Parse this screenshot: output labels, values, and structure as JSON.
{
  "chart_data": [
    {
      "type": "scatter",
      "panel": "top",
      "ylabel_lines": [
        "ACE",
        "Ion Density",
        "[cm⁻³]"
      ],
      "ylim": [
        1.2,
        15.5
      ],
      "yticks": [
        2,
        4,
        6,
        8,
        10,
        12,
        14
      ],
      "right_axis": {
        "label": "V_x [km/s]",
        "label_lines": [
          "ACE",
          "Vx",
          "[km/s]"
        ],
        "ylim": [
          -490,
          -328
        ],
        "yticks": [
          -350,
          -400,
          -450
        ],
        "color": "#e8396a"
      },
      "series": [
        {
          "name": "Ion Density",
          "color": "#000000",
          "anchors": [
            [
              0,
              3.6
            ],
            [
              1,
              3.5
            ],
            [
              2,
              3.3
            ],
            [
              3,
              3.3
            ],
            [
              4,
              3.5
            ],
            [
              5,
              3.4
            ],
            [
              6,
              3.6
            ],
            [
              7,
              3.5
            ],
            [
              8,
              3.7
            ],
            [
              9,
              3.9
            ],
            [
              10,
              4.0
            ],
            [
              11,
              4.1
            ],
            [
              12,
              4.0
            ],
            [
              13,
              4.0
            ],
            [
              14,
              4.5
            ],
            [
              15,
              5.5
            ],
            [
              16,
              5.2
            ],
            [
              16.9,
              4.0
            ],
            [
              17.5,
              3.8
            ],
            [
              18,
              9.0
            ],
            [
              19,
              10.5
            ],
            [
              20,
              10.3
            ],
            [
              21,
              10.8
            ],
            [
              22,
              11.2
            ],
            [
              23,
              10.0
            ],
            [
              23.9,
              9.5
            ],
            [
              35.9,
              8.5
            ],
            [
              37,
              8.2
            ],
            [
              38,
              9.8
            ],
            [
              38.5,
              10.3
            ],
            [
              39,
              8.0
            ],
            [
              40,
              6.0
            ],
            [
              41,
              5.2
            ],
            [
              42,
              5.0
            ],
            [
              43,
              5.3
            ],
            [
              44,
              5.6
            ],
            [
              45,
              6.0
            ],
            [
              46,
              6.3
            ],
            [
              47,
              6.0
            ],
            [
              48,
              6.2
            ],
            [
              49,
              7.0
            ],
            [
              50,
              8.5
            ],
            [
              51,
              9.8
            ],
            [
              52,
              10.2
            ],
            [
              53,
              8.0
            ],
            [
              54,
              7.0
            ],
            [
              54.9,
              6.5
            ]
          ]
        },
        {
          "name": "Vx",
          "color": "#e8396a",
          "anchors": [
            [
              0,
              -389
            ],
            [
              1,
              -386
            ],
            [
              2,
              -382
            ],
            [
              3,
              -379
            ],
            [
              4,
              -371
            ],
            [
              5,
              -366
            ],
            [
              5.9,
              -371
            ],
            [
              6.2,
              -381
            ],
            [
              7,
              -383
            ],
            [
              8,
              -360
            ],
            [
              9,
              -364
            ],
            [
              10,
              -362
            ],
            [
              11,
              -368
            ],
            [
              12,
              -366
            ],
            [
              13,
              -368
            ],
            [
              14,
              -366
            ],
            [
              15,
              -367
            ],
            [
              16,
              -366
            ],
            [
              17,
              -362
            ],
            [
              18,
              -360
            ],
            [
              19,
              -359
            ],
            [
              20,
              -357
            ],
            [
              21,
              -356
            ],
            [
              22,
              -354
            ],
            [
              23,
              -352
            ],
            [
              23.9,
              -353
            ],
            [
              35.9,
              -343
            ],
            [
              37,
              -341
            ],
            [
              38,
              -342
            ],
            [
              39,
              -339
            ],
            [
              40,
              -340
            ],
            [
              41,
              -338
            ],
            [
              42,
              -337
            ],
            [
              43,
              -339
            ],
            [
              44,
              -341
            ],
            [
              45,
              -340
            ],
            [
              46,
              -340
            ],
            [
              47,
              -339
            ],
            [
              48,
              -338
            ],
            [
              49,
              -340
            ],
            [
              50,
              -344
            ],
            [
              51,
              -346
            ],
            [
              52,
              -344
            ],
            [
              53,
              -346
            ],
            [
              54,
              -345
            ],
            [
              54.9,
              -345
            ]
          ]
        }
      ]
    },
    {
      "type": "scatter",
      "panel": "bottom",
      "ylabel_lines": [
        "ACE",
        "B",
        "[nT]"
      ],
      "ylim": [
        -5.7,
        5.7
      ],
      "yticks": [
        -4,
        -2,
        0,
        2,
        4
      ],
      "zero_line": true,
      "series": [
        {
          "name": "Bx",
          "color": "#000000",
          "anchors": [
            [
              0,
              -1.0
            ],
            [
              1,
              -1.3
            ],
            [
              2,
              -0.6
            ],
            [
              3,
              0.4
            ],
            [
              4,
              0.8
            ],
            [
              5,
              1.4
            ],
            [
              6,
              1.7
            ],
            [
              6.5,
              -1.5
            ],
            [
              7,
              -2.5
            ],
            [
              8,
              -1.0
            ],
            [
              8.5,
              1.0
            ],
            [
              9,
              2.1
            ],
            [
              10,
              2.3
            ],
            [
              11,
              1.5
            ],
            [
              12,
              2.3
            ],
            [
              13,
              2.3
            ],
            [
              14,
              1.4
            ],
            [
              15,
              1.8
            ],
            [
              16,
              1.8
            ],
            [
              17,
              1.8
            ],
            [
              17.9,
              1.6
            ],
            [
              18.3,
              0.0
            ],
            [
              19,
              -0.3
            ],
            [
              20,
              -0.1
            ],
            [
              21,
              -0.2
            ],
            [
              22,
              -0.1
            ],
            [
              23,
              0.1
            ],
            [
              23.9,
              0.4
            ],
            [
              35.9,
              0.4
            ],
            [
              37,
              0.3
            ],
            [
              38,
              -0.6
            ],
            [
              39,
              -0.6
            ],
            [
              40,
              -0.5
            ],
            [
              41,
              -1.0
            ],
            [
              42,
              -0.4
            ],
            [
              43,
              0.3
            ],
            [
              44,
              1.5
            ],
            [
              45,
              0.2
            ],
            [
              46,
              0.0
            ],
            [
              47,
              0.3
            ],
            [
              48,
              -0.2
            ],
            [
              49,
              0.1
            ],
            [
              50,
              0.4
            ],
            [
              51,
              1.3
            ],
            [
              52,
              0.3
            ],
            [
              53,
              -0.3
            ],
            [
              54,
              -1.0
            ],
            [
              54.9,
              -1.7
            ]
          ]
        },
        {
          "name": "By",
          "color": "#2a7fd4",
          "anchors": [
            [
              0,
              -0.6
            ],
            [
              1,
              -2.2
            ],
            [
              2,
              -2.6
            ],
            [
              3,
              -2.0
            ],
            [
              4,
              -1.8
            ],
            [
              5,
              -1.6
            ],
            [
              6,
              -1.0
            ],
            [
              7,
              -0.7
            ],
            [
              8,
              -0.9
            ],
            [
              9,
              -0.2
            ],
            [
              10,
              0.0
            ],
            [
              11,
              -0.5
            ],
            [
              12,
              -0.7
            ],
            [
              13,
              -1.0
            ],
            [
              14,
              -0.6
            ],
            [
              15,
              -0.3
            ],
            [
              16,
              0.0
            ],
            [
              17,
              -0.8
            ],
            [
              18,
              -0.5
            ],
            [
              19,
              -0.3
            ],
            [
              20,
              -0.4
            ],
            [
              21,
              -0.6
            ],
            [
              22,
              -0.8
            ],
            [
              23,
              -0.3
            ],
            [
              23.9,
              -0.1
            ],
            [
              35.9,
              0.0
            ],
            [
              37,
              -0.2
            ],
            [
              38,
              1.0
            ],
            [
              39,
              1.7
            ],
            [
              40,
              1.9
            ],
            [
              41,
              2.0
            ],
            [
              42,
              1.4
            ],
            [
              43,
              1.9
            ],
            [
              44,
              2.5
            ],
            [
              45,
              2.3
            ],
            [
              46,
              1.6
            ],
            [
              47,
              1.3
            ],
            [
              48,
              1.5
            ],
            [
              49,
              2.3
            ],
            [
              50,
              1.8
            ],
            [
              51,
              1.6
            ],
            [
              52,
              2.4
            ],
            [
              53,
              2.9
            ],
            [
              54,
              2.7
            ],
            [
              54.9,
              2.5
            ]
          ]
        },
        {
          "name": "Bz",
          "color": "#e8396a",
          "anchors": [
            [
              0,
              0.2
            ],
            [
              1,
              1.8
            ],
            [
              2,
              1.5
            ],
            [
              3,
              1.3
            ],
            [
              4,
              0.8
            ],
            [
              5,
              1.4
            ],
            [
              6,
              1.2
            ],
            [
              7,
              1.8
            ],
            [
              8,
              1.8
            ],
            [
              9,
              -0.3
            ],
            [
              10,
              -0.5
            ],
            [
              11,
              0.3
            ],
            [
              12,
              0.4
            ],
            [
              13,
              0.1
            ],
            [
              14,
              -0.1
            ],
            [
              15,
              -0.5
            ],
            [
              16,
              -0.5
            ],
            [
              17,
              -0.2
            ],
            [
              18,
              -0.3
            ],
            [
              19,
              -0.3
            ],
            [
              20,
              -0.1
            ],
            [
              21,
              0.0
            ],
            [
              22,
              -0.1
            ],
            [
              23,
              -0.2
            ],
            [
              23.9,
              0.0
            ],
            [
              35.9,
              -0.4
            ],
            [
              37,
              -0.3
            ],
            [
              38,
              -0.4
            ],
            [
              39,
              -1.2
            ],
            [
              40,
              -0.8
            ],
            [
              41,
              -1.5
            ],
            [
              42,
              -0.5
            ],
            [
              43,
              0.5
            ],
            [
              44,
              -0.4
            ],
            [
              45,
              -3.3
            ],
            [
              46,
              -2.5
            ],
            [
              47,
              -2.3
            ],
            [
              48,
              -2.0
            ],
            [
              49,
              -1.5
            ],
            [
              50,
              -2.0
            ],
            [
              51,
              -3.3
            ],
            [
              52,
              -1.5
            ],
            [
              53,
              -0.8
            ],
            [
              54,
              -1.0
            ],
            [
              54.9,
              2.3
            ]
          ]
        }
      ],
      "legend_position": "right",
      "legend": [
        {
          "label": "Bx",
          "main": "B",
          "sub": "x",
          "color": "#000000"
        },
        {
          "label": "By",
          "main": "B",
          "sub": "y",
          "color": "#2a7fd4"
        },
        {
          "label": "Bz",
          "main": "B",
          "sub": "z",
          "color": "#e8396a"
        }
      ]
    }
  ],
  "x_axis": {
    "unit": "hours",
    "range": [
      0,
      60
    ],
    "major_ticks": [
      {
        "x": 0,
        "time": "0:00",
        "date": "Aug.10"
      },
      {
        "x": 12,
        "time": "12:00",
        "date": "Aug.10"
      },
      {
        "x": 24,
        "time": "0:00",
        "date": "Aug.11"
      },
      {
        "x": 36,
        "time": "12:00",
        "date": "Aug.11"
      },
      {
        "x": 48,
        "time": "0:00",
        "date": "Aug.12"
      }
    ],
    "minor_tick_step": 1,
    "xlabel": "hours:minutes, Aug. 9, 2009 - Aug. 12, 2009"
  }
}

_ _ _ _

Exercise details: Write out every line of the listing that holds the word "hours".

Task answer:
    "unit": "hours",
    "xlabel": "hours:minutes, Aug. 9, 2009 - Aug. 12, 2009"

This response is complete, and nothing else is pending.